● **Given records**
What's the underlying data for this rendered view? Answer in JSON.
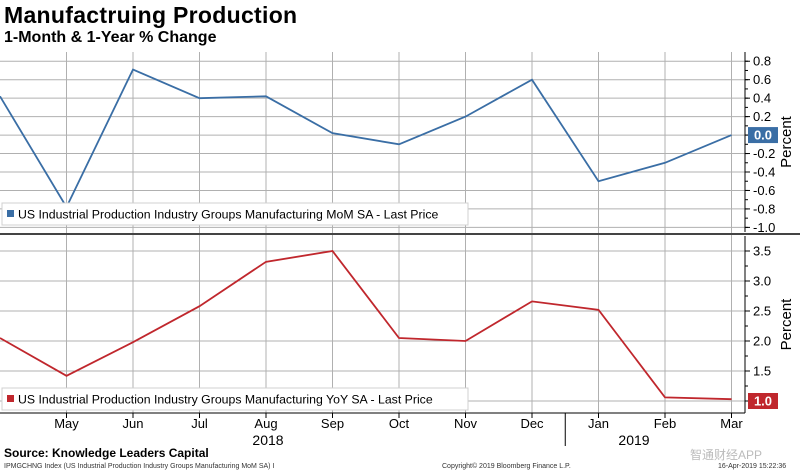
{
  "header": {
    "title": "Manufactruing Production",
    "subtitle": "1-Month & 1-Year % Change"
  },
  "footer": {
    "source": "Source: Knowledge Leaders Capital",
    "index_note": "IPMGCHNG Index (US Industrial Production Industry Groups Manufacturing MoM SA) I",
    "copyright": "Copyright© 2019 Bloomberg Finance L.P.",
    "timestamp": "16-Apr-2019 15:22:36",
    "watermark": "智通财经APP"
  },
  "colors": {
    "mom": "#3a6ea5",
    "yoy": "#c0272d",
    "grid": "#b0b0b0",
    "divider": "#444444"
  },
  "chart_data": [
    {
      "type": "line",
      "title": "",
      "ylabel": "Percent",
      "ylim": [
        -1.05,
        0.9
      ],
      "yticks": [
        "0.8",
        "0.6",
        "0.4",
        "0.2",
        "0.0",
        "-0.2",
        "-0.4",
        "-0.6",
        "-0.8",
        "-1.0"
      ],
      "ytick_values": [
        0.8,
        0.6,
        0.4,
        0.2,
        0.0,
        -0.2,
        -0.4,
        -0.6,
        -0.8,
        -1.0
      ],
      "series": [
        {
          "name": "US Industrial Production Industry Groups Manufacturing MoM SA - Last Price",
          "values": [
            0.42,
            -0.78,
            0.71,
            0.4,
            0.42,
            0.02,
            -0.1,
            0.2,
            0.6,
            -0.5,
            -0.3,
            0.0
          ]
        }
      ],
      "last_value_label": "0.0",
      "last_value": 0.0
    },
    {
      "type": "line",
      "title": "",
      "ylabel": "Percent",
      "ylim": [
        0.8,
        3.75
      ],
      "yticks": [
        "3.5",
        "3.0",
        "2.5",
        "2.0",
        "1.5",
        "1.0"
      ],
      "ytick_values": [
        3.5,
        3.0,
        2.5,
        2.0,
        1.5,
        1.0
      ],
      "series": [
        {
          "name": "US Industrial Production Industry Groups Manufacturing YoY SA - Last Price",
          "values": [
            2.05,
            1.42,
            1.98,
            2.58,
            3.32,
            3.5,
            2.05,
            2.0,
            2.66,
            2.52,
            1.06,
            1.03
          ]
        }
      ],
      "last_value_label": "1.0",
      "last_value": 1.0
    }
  ],
  "x_axis": {
    "months": [
      "May",
      "Jun",
      "Jul",
      "Aug",
      "Sep",
      "Oct",
      "Nov",
      "Dec",
      "Jan",
      "Feb",
      "Mar"
    ],
    "years": [
      "2018",
      "2019"
    ]
  }
}
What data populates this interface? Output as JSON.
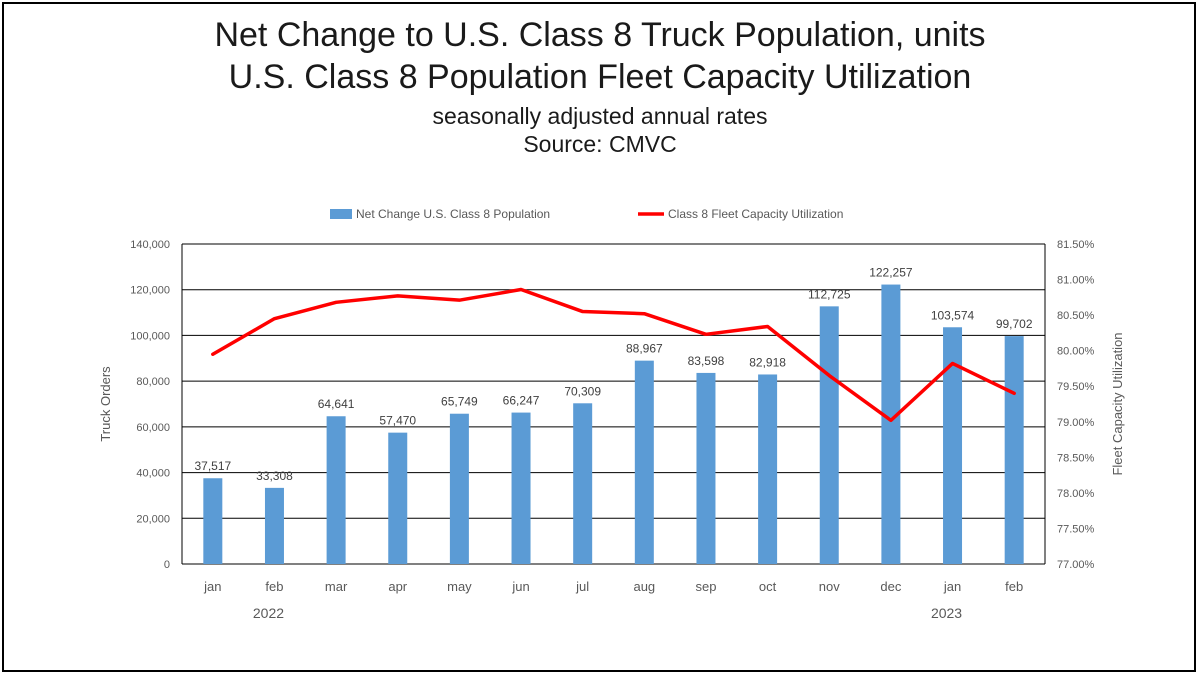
{
  "titles": {
    "line1": "Net Change to U.S. Class 8 Truck Population, units",
    "line2": "U.S. Class 8 Population Fleet Capacity Utilization",
    "line3": "seasonally adjusted annual rates",
    "line4": "Source: CMVC"
  },
  "colors": {
    "bar": "#5b9bd5",
    "line": "#ff0000",
    "grid": "#000000",
    "text": "#595959"
  },
  "chart_data": {
    "type": "bar",
    "title": "Net Change to U.S. Class 8 Truck Population, units / U.S. Class 8 Population Fleet Capacity Utilization",
    "subtitle": "seasonally adjusted annual rates",
    "source": "Source: CMVC",
    "categories": [
      "jan",
      "feb",
      "mar",
      "apr",
      "may",
      "jun",
      "jul",
      "aug",
      "sep",
      "oct",
      "nov",
      "dec",
      "jan",
      "feb"
    ],
    "year_labels": [
      {
        "label": "2022",
        "category_index": 1
      },
      {
        "label": "2023",
        "category_index": 12
      }
    ],
    "series": [
      {
        "name": "Net Change U.S. Class 8 Population",
        "type": "bar",
        "axis": "left",
        "values": [
          37517,
          33308,
          64641,
          57470,
          65749,
          66247,
          70309,
          88967,
          83598,
          82918,
          112725,
          122257,
          103574,
          99702
        ],
        "labels": [
          "37,517",
          "33,308",
          "64,641",
          "57,470",
          "65,749",
          "66,247",
          "70,309",
          "88,967",
          "83,598",
          "82,918",
          "112,725",
          "122,257",
          "103,574",
          "99,702"
        ]
      },
      {
        "name": "Class 8 Fleet Capacity Utilization",
        "type": "line",
        "axis": "right",
        "values": [
          79.95,
          80.45,
          80.68,
          80.77,
          80.71,
          80.86,
          80.55,
          80.52,
          80.23,
          80.34,
          79.65,
          79.02,
          79.82,
          79.4
        ]
      }
    ],
    "ylabel": "Truck Orders",
    "ylim": [
      0,
      140000
    ],
    "yticks": [
      "0",
      "20,000",
      "40,000",
      "60,000",
      "80,000",
      "100,000",
      "120,000",
      "140,000"
    ],
    "y2label": "Fleet Capacity  Utilization",
    "y2lim": [
      77.0,
      81.5
    ],
    "y2ticks": [
      "77.00%",
      "77.50%",
      "78.00%",
      "78.50%",
      "79.00%",
      "79.50%",
      "80.00%",
      "80.50%",
      "81.00%",
      "81.50%"
    ],
    "grid": "horizontal",
    "legend": "top-center"
  }
}
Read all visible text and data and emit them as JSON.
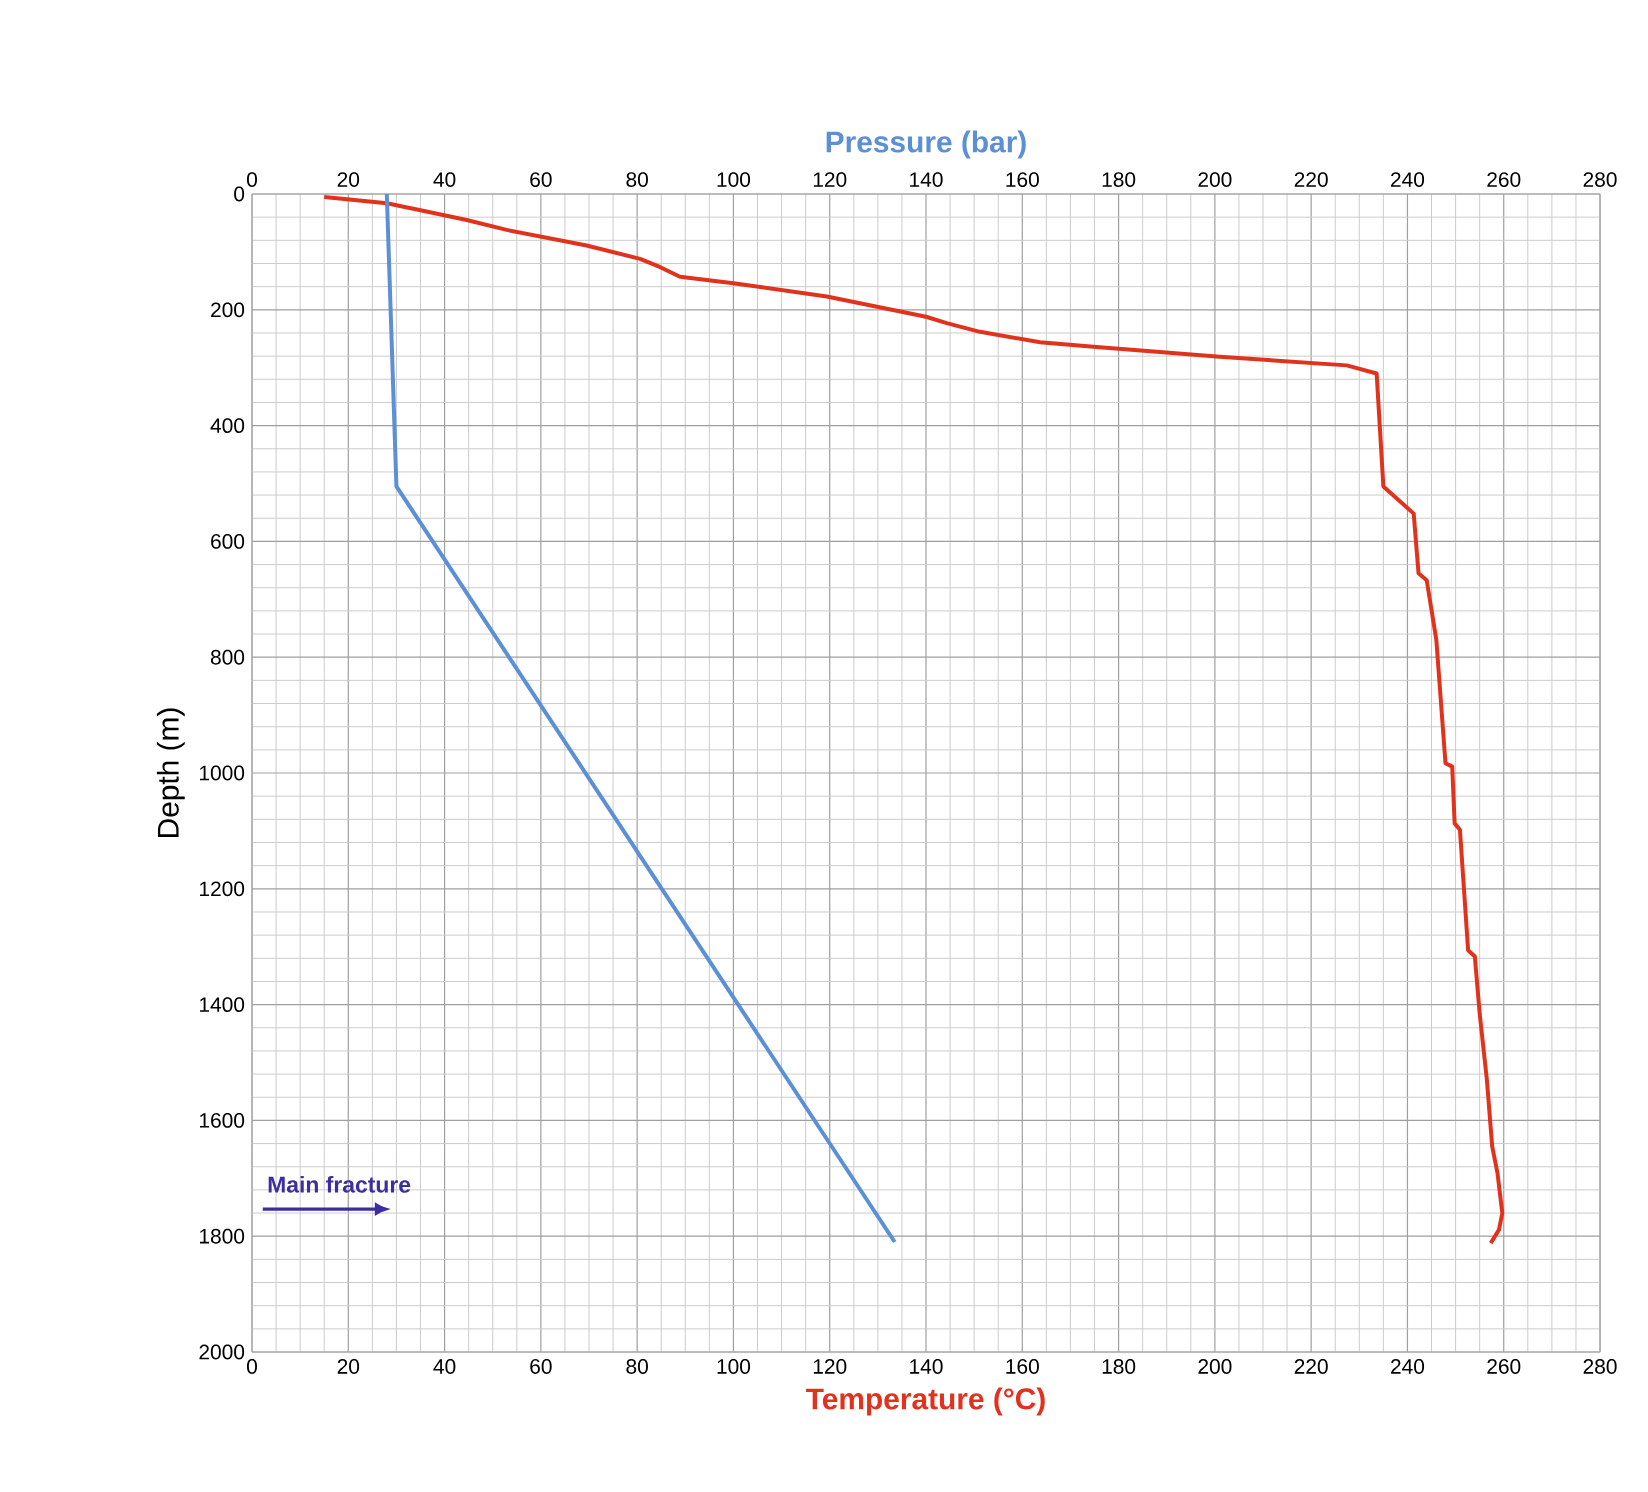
{
  "chart_data": {
    "type": "line",
    "xlabel": "Temperature (°C)",
    "x2label": "Pressure (bar)",
    "ylabel": "Depth (m)",
    "xlim": [
      0,
      280
    ],
    "xticks": [
      0,
      20,
      40,
      60,
      80,
      100,
      120,
      140,
      160,
      180,
      200,
      220,
      240,
      260,
      280
    ],
    "x2lim": [
      0,
      280
    ],
    "x2ticks": [
      0,
      20,
      40,
      60,
      80,
      100,
      120,
      140,
      160,
      180,
      200,
      220,
      240,
      260,
      280
    ],
    "ylim": [
      2000,
      0
    ],
    "yticks": [
      0,
      200,
      400,
      600,
      800,
      1000,
      1200,
      1400,
      1600,
      1800,
      2000
    ],
    "grid": true,
    "series": [
      {
        "color": "#e0321c",
        "x": [
          15,
          28,
          35,
          44.6,
          52.9,
          69.5,
          80.6,
          84.7,
          88.9,
          100,
          119.4,
          140,
          144.3,
          151.2,
          163.7,
          174.8,
          201,
          227.4,
          233.6,
          235,
          241.3,
          242.3,
          244,
          246,
          247.9,
          249.3,
          249.8,
          250.9,
          252.6,
          254,
          255,
          256.5,
          257.6,
          258.7,
          259.7,
          259,
          257.3
        ],
        "values": [
          5,
          16,
          28,
          45,
          62,
          89,
          112,
          126,
          143,
          154,
          177,
          212,
          223,
          238,
          256,
          264,
          281,
          296,
          310,
          505,
          552,
          655,
          667,
          770,
          983,
          989,
          1087,
          1098,
          1306,
          1317,
          1415,
          1530,
          1645,
          1691,
          1760,
          1789,
          1812
        ]
      },
      {
        "color": "#5b8fd6",
        "axis": "x2",
        "x": [
          28,
          30,
          133.5
        ],
        "values": [
          0,
          505,
          1810
        ]
      }
    ],
    "annotations": [
      "Main fracture"
    ]
  }
}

● **Given task**
Every line in the data above that contains "Manufacturing" needs to be copied.

● **Response**
    "index_note": "IPMGCHNG Index (US Industrial Production Industry Groups Manufacturing MoM SA) I",
          "name": "US Industrial Production Industry Groups Manufacturing MoM SA - Last Price",
          "name": "US Industrial Production Industry Groups Manufacturing YoY SA - Last Price",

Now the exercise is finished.